## REQUEST
Quote the data below in full, please, without altering anything.

## RECORDS
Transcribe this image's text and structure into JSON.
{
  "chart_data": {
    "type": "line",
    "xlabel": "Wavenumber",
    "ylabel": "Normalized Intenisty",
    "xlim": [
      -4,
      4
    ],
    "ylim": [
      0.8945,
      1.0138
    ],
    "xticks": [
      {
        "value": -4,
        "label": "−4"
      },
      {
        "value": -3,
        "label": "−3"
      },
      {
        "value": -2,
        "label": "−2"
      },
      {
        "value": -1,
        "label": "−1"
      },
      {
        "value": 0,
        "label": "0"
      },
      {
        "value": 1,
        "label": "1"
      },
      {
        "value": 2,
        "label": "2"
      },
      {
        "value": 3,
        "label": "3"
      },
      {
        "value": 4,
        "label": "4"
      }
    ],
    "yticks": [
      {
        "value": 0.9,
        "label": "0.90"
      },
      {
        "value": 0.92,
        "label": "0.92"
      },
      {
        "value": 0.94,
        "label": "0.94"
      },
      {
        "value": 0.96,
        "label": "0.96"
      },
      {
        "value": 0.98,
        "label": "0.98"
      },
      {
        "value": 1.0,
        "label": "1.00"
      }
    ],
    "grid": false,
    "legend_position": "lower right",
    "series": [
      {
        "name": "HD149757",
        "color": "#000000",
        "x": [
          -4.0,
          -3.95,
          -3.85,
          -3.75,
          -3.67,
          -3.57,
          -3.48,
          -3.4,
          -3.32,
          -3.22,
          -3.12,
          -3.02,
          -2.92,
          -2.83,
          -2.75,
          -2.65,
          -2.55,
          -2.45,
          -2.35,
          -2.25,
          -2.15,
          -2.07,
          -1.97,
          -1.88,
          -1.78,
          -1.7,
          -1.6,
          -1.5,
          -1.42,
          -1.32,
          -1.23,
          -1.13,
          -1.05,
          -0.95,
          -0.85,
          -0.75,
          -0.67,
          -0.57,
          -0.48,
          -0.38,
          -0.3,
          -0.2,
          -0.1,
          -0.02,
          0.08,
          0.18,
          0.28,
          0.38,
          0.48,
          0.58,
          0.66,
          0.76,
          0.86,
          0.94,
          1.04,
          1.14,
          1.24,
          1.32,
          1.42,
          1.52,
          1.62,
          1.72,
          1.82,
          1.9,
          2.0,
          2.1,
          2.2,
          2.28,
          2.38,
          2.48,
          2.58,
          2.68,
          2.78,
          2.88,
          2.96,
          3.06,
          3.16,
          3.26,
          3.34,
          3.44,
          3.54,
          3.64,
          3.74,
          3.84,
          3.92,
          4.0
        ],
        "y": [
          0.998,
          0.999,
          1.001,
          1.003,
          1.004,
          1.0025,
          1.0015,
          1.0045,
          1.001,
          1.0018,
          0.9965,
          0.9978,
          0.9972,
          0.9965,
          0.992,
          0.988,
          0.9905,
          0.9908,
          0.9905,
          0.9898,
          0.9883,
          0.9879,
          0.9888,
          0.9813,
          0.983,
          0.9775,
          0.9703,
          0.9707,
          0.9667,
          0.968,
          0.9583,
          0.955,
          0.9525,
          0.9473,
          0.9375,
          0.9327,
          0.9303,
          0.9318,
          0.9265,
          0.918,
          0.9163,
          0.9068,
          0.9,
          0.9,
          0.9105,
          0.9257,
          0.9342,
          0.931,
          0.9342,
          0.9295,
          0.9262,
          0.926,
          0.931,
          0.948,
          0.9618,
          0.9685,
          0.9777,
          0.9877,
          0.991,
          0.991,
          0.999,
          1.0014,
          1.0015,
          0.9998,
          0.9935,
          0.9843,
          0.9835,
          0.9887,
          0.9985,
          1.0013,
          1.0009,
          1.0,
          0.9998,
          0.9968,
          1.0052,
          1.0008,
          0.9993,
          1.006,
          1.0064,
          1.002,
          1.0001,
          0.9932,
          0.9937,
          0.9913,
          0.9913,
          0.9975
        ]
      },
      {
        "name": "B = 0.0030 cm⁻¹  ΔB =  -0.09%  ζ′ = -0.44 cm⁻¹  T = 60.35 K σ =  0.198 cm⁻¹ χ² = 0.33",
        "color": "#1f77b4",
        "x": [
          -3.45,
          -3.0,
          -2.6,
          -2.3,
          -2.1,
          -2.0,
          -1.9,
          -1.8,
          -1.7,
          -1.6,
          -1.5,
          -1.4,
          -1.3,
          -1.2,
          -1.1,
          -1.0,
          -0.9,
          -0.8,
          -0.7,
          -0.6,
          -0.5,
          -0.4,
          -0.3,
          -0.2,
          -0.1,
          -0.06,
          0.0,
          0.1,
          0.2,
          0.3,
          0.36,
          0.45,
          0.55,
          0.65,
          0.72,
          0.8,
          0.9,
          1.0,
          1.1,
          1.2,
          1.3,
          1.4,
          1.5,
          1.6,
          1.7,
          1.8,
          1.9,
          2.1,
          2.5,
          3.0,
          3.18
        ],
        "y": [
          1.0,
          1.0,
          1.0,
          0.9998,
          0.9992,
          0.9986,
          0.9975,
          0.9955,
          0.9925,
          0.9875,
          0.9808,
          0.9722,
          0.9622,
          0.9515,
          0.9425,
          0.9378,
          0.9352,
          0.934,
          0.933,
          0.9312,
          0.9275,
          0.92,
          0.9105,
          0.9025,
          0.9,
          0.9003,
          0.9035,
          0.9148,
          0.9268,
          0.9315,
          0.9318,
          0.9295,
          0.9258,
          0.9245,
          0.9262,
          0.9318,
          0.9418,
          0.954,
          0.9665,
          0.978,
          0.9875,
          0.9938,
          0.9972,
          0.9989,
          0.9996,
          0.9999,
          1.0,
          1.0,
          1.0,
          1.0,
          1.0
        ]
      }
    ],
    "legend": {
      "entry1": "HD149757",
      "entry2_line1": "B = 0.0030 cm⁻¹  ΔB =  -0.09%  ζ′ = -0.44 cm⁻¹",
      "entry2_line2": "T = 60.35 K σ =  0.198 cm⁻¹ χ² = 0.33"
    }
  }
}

## RESPONSE TO THIS TASK
Transcribe this image's text and structure into JSON.
{
  "chart_data": {
    "type": "line",
    "xlabel": "Wavenumber",
    "ylabel": "Normalized Intenisty",
    "xlim": [
      -4,
      4
    ],
    "ylim": [
      0.8945,
      1.0138
    ],
    "xticks": [
      {
        "value": -4,
        "label": "−4"
      },
      {
        "value": -3,
        "label": "−3"
      },
      {
        "value": -2,
        "label": "−2"
      },
      {
        "value": -1,
        "label": "−1"
      },
      {
        "value": 0,
        "label": "0"
      },
      {
        "value": 1,
        "label": "1"
      },
      {
        "value": 2,
        "label": "2"
      },
      {
        "value": 3,
        "label": "3"
      },
      {
        "value": 4,
        "label": "4"
      }
    ],
    "yticks": [
      {
        "value": 0.9,
        "label": "0.90"
      },
      {
        "value": 0.92,
        "label": "0.92"
      },
      {
        "value": 0.94,
        "label": "0.94"
      },
      {
        "value": 0.96,
        "label": "0.96"
      },
      {
        "value": 0.98,
        "label": "0.98"
      },
      {
        "value": 1.0,
        "label": "1.00"
      }
    ],
    "grid": false,
    "legend_position": "lower right",
    "series": [
      {
        "name": "HD149757",
        "color": "#000000",
        "x": [
          -4.0,
          -3.95,
          -3.85,
          -3.75,
          -3.67,
          -3.57,
          -3.48,
          -3.4,
          -3.32,
          -3.22,
          -3.12,
          -3.02,
          -2.92,
          -2.83,
          -2.75,
          -2.65,
          -2.55,
          -2.45,
          -2.35,
          -2.25,
          -2.15,
          -2.07,
          -1.97,
          -1.88,
          -1.78,
          -1.7,
          -1.6,
          -1.5,
          -1.42,
          -1.32,
          -1.23,
          -1.13,
          -1.05,
          -0.95,
          -0.85,
          -0.75,
          -0.67,
          -0.57,
          -0.48,
          -0.38,
          -0.3,
          -0.2,
          -0.1,
          -0.02,
          0.08,
          0.18,
          0.28,
          0.38,
          0.48,
          0.58,
          0.66,
          0.76,
          0.86,
          0.94,
          1.04,
          1.14,
          1.24,
          1.32,
          1.42,
          1.52,
          1.62,
          1.72,
          1.82,
          1.9,
          2.0,
          2.1,
          2.2,
          2.28,
          2.38,
          2.48,
          2.58,
          2.68,
          2.78,
          2.88,
          2.96,
          3.06,
          3.16,
          3.26,
          3.34,
          3.44,
          3.54,
          3.64,
          3.74,
          3.84,
          3.92,
          4.0
        ],
        "y": [
          0.998,
          0.999,
          1.001,
          1.003,
          1.004,
          1.0025,
          1.0015,
          1.0045,
          1.001,
          1.0018,
          0.9965,
          0.9978,
          0.9972,
          0.9965,
          0.992,
          0.988,
          0.9905,
          0.9908,
          0.9905,
          0.9898,
          0.9883,
          0.9879,
          0.9888,
          0.9813,
          0.983,
          0.9775,
          0.9703,
          0.9707,
          0.9667,
          0.968,
          0.9583,
          0.955,
          0.9525,
          0.9473,
          0.9375,
          0.9327,
          0.9303,
          0.9318,
          0.9265,
          0.918,
          0.9163,
          0.9068,
          0.9,
          0.9,
          0.9105,
          0.9257,
          0.9342,
          0.931,
          0.9342,
          0.9295,
          0.9262,
          0.926,
          0.931,
          0.948,
          0.9618,
          0.9685,
          0.9777,
          0.9877,
          0.991,
          0.991,
          0.999,
          1.0014,
          1.0015,
          0.9998,
          0.9935,
          0.9843,
          0.9835,
          0.9887,
          0.9985,
          1.0013,
          1.0009,
          1.0,
          0.9998,
          0.9968,
          1.0052,
          1.0008,
          0.9993,
          1.006,
          1.0064,
          1.002,
          1.0001,
          0.9932,
          0.9937,
          0.9913,
          0.9913,
          0.9975
        ]
      },
      {
        "name": "B = 0.0030 cm⁻¹  ΔB =  -0.09%  ζ′ = -0.44 cm⁻¹  T = 60.35 K σ =  0.198 cm⁻¹ χ² = 0.33",
        "color": "#1f77b4",
        "x": [
          -3.45,
          -3.0,
          -2.6,
          -2.3,
          -2.1,
          -2.0,
          -1.9,
          -1.8,
          -1.7,
          -1.6,
          -1.5,
          -1.4,
          -1.3,
          -1.2,
          -1.1,
          -1.0,
          -0.9,
          -0.8,
          -0.7,
          -0.6,
          -0.5,
          -0.4,
          -0.3,
          -0.2,
          -0.1,
          -0.06,
          0.0,
          0.1,
          0.2,
          0.3,
          0.36,
          0.45,
          0.55,
          0.65,
          0.72,
          0.8,
          0.9,
          1.0,
          1.1,
          1.2,
          1.3,
          1.4,
          1.5,
          1.6,
          1.7,
          1.8,
          1.9,
          2.1,
          2.5,
          3.0,
          3.18
        ],
        "y": [
          1.0,
          1.0,
          1.0,
          0.9998,
          0.9992,
          0.9986,
          0.9975,
          0.9955,
          0.9925,
          0.9875,
          0.9808,
          0.9722,
          0.9622,
          0.9515,
          0.9425,
          0.9378,
          0.9352,
          0.934,
          0.933,
          0.9312,
          0.9275,
          0.92,
          0.9105,
          0.9025,
          0.9,
          0.9003,
          0.9035,
          0.9148,
          0.9268,
          0.9315,
          0.9318,
          0.9295,
          0.9258,
          0.9245,
          0.9262,
          0.9318,
          0.9418,
          0.954,
          0.9665,
          0.978,
          0.9875,
          0.9938,
          0.9972,
          0.9989,
          0.9996,
          0.9999,
          1.0,
          1.0,
          1.0,
          1.0,
          1.0
        ]
      }
    ],
    "legend": {
      "entry1": "HD149757",
      "entry2_line1": "B = 0.0030 cm⁻¹  ΔB =  -0.09%  ζ′ = -0.44 cm⁻¹",
      "entry2_line2": "T = 60.35 K σ =  0.198 cm⁻¹ χ² = 0.33"
    }
  }
}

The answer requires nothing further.